▶

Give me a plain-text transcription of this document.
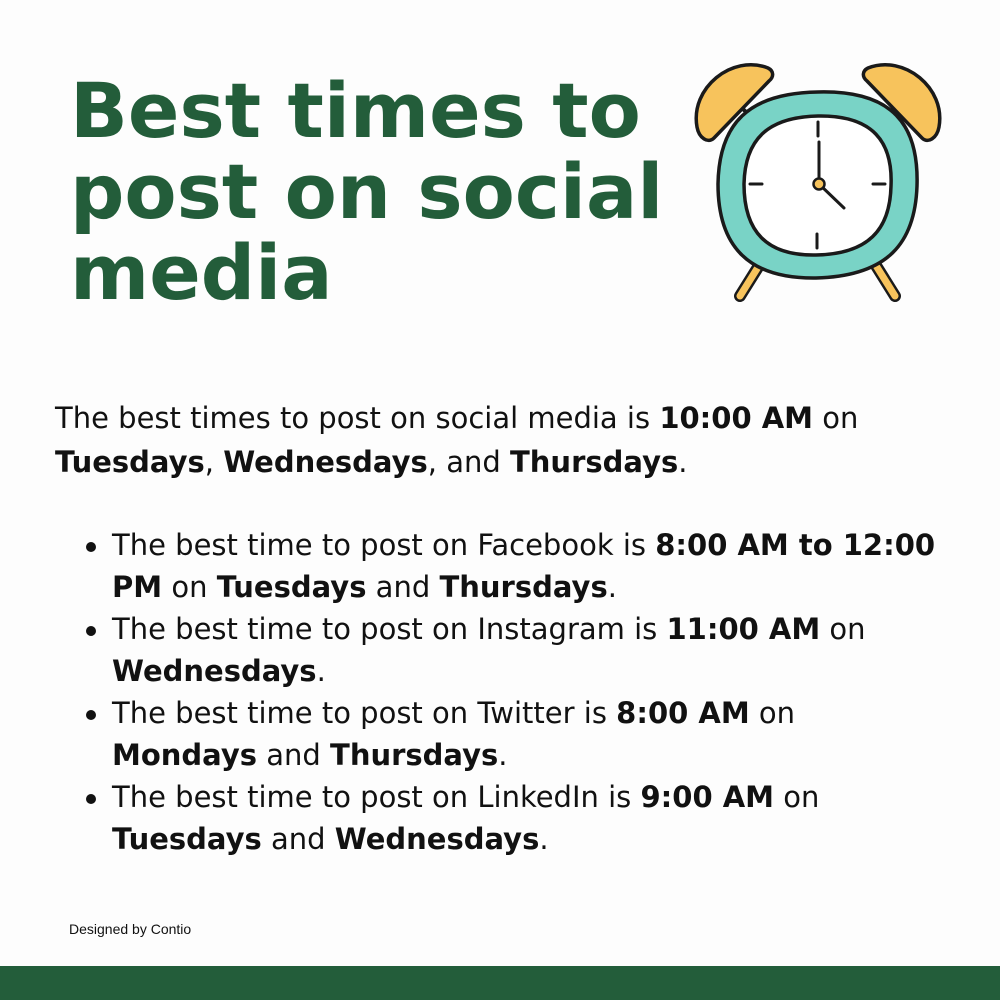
Best times to
post on social
media

The best times to post on social media is 10:00 AM on
Tuesdays, Wednesdays, and Thursdays.

The best time to post on Facebook is 8:00 AM to 12:00 PM on Tuesdays and Thursdays.
The best time to post on Instagram is 11:00 AM on
Wednesdays.
The best time to post on Twitter is 8:00 AM on
Mondays and Thursdays.
The best time to post on LinkedIn is 9:00 AM on
Tuesdays and Wednesdays.

Designed by Contio
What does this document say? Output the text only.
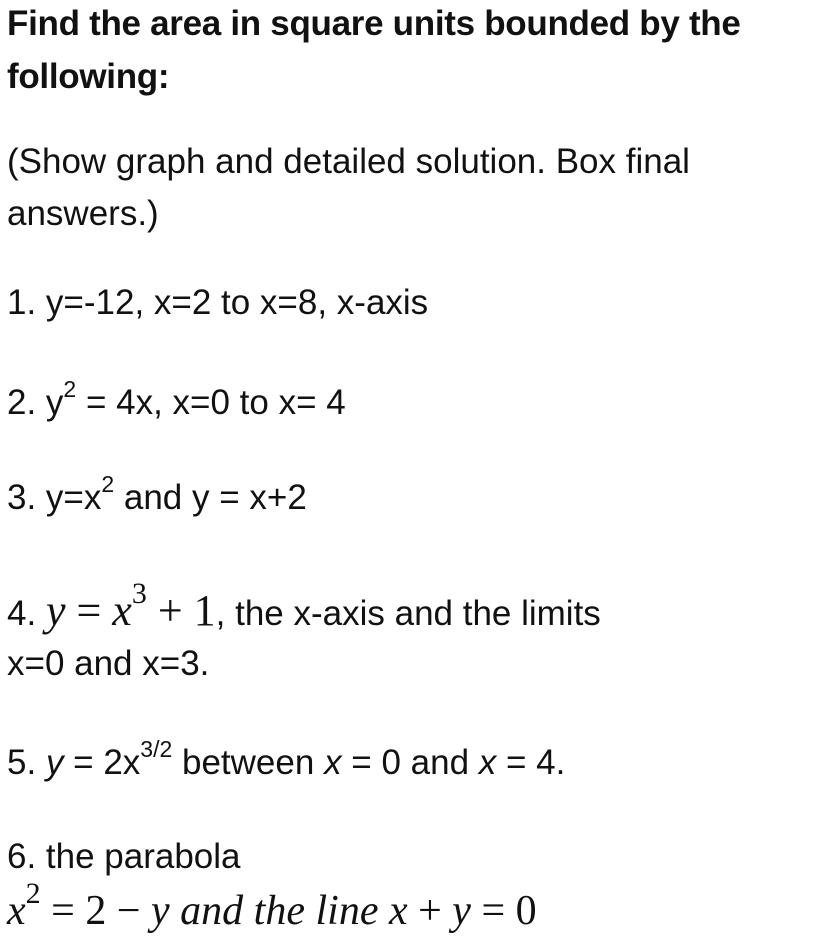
Find the area in square units bounded by the
following:
(Show graph and detailed solution. Box final
answers.)
1. y=-12, x=2 to x=8, x-axis
2. $y^2 = 4x$, x=0 to x= 4
3. $y=x^2$ and y = x+2
4. $y = x^3 + 1$, the x-axis and the limits
x=0 and x=3.
5. $y = 2x^{3/2}$ between x = 0 and x = 4.
6. the parabola
$x^2 = 2 - y$ and the line x + y = 0
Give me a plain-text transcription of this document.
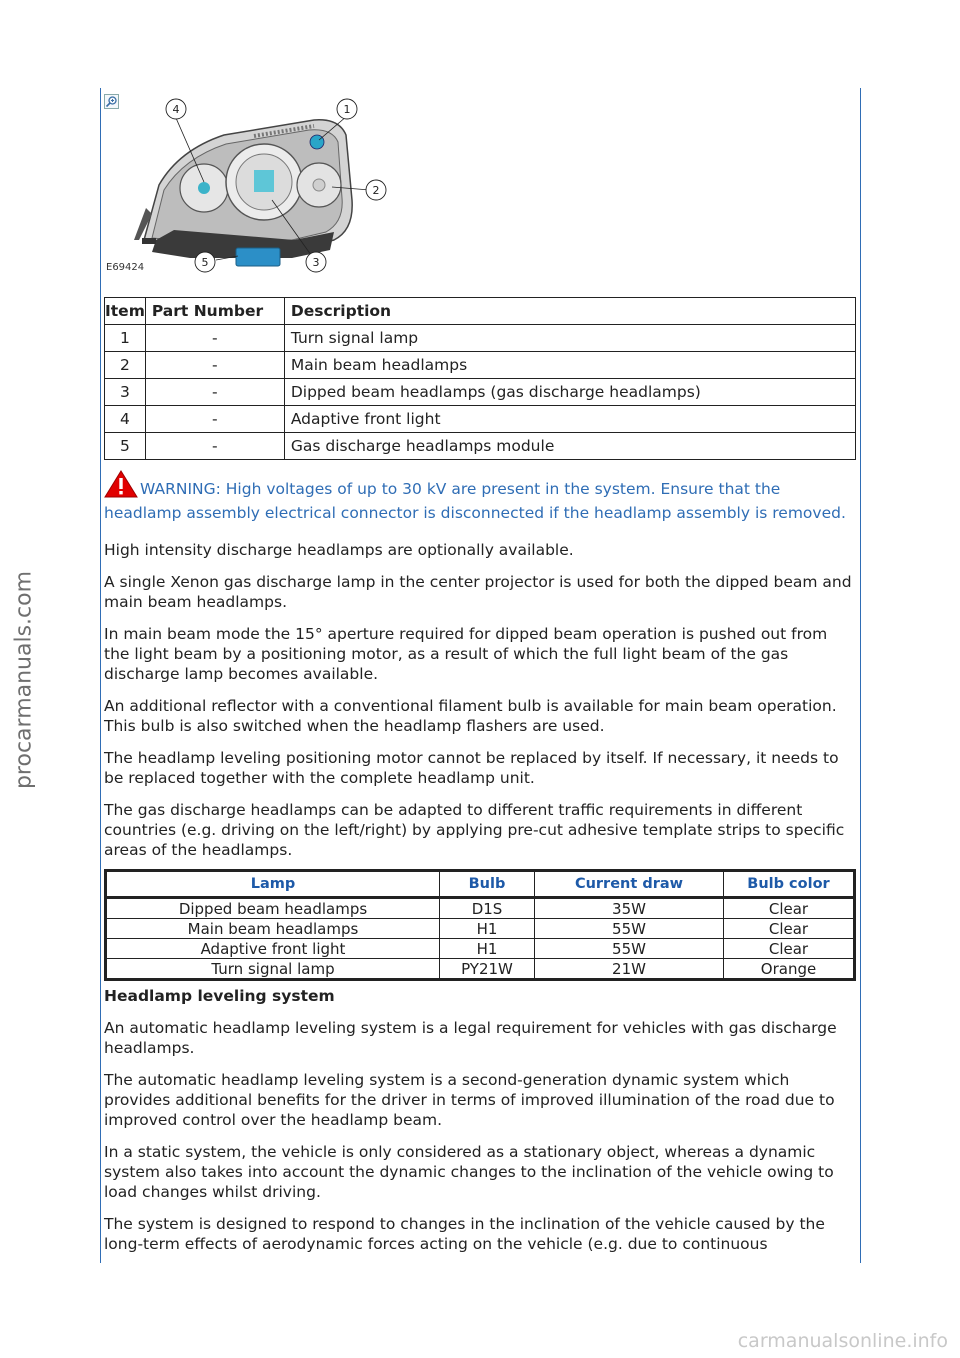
procarmanuals.com
1
2
3
4
5
E69424
Item	Part Number	Description
1	-	Turn signal lamp
2	-	Main beam headlamps
3	-	Dipped beam headlamps (gas discharge headlamps)
4	-	Adaptive front light
5	-	Gas discharge headlamps module
WARNING: High voltages of up to 30 kV are present in the system. Ensure that the headlamp assembly electrical connector is disconnected if the headlamp assembly is removed.

High intensity discharge headlamps are optionally available.

A single Xenon gas discharge lamp in the center projector is used for both the dipped beam and main beam headlamps.

In main beam mode the 15° aperture required for dipped beam operation is pushed out from the light beam by a positioning motor, as a result of which the full light beam of the gas discharge lamp becomes available.

An additional reflector with a conventional filament bulb is available for main beam operation. This bulb is also switched when the headlamp flashers are used.

The headlamp leveling positioning motor cannot be replaced by itself. If necessary, it needs to be replaced together with the complete headlamp unit.

The gas discharge headlamps can be adapted to different traffic requirements in different countries (e.g. driving on the left/right) by applying pre-cut adhesive template strips to specific areas of the headlamps.

Lamp	Bulb	Current draw	Bulb color
Dipped beam headlamps	D1S	35W	Clear
Main beam headlamps	H1	55W	Clear
Adaptive front light	H1	55W	Clear
Turn signal lamp	PY21W	21W	Orange
Headlamp leveling system

An automatic headlamp leveling system is a legal requirement for vehicles with gas discharge headlamps.

The automatic headlamp leveling system is a second-generation dynamic system which provides additional benefits for the driver in terms of improved illumination of the road due to improved control over the headlamp beam.

In a static system, the vehicle is only considered as a stationary object, whereas a dynamic system also takes into account the dynamic changes to the inclination of the vehicle owing to load changes whilst driving.

The system is designed to respond to changes in the inclination of the vehicle caused by the long-term effects of aerodynamic forces acting on the vehicle (e.g. due to continuous

carmanualsonline.info
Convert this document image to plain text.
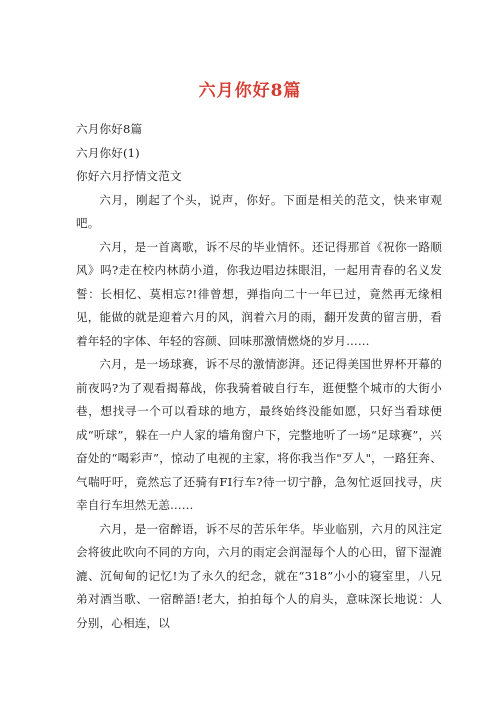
六月你好8篇

六月你好8篇

六月你好(1)

你好六月抒情文范文

六月，刚起了个头，说声，你好。下面是相关的范文，快来审观吧。

六月，是一首离歌，诉不尽的毕业情怀。还记得那首《祝你一路顺风》吗?走在校内林荫小道，你我边唱边抹眼泪，一起用青春的名义发誓：长相忆、莫相忘?!徘曾想，弹指向二十一年已过，竟然再无缘相见，能做的就是迎着六月的风，润着六月的雨，翻开发黄的留言册，看着年轻的字体、年轻的容颜、回味那激情燃烧的岁月……

六月，是一场球赛，诉不尽的激情澎湃。还记得美国世界杯开幕的前夜吗?为了观看揭幕战，你我骑着破自行车，逛便整个城市的大街小巷，想找寻一个可以看球的地方，最终始终没能如愿，只好当看球便成“听球”，躲在一户人家的墙角窗户下，完整地听了一场“足球赛”，兴奋处的“喝彩声”，惊动了电视的主家，将你我当作"歹人"，一路狂奔、气喘吁吁，竟然忘了还骑有FI行车?待一切宁静，急匆忙返回找寻，庆幸自行车坦然无恙……

六月，是一宿醉语，诉不尽的苦乐年华。毕业临别，六月的风注定会将彼此吹向不同的方向，六月的雨定会润湿每个人的心田，留下湿漉漉、沉甸甸的记忆!为了永久的纪念，就在“318”小小的寝室里，八兄弟对酒当歌、一宿醉語!老大，拍拍每个人的肩头，意味深长地说：人分别，心相连，以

◀

> **WORK REQUIRED**: Locate all lines that include the word "Adaptive" and copy them out.

> **WRITTEN RESPONSE**:
4	-	Adaptive front light
Adaptive front light	H1	55W	Clear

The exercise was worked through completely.